A run of records:
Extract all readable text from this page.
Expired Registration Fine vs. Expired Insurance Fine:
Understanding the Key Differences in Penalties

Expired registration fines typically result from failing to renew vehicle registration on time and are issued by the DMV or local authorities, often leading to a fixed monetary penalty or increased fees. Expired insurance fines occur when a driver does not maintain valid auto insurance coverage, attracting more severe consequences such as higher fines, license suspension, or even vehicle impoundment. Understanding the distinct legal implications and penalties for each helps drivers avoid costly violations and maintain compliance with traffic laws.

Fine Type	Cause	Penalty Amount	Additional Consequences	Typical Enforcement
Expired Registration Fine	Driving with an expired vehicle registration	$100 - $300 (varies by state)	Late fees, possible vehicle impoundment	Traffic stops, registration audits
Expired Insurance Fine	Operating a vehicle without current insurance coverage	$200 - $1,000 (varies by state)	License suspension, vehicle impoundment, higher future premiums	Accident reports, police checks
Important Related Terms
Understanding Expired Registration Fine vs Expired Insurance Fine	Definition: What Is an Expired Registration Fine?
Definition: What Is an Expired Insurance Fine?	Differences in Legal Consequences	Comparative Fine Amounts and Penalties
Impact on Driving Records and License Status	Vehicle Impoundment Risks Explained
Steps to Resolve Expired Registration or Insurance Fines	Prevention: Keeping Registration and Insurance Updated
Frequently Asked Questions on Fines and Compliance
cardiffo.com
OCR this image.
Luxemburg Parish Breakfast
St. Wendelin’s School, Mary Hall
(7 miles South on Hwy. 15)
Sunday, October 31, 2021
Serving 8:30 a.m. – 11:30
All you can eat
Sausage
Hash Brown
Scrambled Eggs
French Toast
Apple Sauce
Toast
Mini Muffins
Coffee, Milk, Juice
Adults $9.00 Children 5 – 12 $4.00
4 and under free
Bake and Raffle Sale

## [EXERCISE]
From the line containing "OCR this image." down to the final line of the data, write out every line exactly; both the first and last of these belong in your answer, and nothing else does.

## [RESULT]
OCR this image.
Luxemburg Parish Breakfast
St. Wendelin’s School, Mary Hall
(7 miles South on Hwy. 15)
Sunday, October 31, 2021
Serving 8:30 a.m. – 11:30
All you can eat
Sausage
Hash Brown
Scrambled Eggs
French Toast
Apple Sauce
Toast
Mini Muffins
Coffee, Milk, Juice
Adults $9.00 Children 5 – 12 $4.00
4 and under free
Bake and Raffle Sale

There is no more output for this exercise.